## TASK PROMPT
Find every line below that contains the word "phone" and copy it out.

## PROVIDED ENTRIES
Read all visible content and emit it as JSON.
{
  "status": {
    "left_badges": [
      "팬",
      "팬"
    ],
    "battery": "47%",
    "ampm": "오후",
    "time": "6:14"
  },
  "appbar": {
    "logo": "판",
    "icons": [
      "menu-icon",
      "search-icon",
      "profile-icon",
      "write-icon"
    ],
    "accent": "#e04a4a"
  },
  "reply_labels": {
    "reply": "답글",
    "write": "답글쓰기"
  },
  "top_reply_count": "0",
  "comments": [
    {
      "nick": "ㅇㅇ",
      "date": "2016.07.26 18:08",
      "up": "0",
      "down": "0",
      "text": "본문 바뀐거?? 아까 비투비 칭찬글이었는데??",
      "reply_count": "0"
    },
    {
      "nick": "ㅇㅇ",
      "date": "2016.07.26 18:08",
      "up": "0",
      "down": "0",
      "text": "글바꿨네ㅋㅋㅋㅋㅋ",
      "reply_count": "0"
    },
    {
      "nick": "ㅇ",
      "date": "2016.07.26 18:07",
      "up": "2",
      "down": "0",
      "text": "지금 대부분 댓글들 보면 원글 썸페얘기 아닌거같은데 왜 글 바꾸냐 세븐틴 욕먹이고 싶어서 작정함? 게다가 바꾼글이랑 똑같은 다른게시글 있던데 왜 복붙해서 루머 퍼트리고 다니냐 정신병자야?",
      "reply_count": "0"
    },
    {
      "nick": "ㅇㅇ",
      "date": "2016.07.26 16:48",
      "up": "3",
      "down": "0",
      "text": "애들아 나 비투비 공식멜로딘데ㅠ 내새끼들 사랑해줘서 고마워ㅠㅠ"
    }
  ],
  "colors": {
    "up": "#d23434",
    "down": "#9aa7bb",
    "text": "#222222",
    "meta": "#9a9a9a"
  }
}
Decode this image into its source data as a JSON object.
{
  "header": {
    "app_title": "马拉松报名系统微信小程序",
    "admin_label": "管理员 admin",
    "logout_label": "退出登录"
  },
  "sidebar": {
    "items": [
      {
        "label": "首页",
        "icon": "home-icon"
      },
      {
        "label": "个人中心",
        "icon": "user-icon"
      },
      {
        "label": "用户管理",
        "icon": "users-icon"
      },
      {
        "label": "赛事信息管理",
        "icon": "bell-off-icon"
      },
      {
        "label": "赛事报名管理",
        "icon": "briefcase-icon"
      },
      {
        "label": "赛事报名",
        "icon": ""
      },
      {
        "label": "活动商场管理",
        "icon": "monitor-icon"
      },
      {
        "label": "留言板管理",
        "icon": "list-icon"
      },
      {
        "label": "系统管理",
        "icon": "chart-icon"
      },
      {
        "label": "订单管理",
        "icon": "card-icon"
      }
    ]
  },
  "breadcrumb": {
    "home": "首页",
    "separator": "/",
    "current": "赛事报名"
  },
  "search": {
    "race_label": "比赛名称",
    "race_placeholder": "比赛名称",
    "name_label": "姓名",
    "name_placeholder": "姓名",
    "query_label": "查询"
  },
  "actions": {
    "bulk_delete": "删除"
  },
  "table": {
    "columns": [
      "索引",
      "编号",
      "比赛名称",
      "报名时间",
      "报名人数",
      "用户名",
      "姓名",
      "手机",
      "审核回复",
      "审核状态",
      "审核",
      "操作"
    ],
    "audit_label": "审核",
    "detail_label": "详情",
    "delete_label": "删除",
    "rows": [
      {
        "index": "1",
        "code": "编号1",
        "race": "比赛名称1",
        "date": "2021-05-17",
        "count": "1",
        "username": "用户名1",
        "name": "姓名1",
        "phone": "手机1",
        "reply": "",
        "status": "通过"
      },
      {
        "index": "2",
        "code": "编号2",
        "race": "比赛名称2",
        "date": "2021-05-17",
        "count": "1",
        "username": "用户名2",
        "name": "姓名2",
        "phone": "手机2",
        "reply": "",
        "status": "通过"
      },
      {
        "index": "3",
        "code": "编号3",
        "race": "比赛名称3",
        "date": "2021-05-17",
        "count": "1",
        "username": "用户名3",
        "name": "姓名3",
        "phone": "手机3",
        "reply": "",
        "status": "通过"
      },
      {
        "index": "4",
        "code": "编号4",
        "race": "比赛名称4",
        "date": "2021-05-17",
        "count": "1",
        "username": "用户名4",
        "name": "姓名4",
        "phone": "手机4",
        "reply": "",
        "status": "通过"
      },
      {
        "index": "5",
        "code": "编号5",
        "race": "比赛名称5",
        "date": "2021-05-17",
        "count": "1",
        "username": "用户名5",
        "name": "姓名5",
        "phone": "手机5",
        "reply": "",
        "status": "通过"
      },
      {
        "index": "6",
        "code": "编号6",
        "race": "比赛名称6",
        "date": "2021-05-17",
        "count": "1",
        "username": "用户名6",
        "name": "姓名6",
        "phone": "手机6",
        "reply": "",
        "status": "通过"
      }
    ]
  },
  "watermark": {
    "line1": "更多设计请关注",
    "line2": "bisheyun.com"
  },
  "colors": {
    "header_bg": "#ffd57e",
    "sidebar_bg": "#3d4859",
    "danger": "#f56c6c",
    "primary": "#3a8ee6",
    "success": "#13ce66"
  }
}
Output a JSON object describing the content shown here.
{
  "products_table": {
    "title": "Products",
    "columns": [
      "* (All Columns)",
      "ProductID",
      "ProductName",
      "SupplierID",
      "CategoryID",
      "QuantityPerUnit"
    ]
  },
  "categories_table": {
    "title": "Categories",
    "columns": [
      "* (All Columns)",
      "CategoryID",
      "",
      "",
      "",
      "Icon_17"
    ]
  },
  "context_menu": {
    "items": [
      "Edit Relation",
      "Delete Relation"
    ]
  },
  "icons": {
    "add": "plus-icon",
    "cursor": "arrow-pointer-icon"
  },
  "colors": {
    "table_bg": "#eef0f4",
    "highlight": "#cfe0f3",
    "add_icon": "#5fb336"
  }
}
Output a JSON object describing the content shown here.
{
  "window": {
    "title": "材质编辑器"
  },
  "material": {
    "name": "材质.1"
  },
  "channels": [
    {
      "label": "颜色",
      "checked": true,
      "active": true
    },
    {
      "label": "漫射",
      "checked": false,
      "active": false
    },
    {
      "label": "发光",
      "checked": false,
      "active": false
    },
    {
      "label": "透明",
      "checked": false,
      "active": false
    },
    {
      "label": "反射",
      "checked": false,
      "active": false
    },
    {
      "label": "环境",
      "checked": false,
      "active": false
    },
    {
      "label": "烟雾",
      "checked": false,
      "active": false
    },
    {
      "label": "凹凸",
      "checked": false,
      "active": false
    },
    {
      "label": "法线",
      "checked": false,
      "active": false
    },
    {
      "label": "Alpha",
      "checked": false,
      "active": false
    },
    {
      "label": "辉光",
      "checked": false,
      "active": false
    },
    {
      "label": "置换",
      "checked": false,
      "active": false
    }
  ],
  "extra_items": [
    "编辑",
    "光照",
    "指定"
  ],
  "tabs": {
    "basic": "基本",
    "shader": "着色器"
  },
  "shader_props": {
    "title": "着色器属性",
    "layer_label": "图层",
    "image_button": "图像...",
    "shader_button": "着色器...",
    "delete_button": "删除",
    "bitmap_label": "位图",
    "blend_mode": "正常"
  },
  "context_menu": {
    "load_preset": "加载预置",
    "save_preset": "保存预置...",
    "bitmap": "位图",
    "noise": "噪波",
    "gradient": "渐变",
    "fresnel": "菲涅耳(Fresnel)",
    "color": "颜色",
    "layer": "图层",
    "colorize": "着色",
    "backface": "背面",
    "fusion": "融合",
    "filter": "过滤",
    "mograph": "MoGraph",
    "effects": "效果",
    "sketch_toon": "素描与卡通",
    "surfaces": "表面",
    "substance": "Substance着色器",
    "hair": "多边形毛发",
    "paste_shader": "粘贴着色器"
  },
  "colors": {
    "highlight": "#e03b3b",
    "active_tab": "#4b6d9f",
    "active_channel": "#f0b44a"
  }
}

## WRITTEN REPLY
        "phone": "手机1",
        "phone": "手机2",
        "phone": "手机3",
        "phone": "手机4",
        "phone": "手机5",
        "phone": "手机6",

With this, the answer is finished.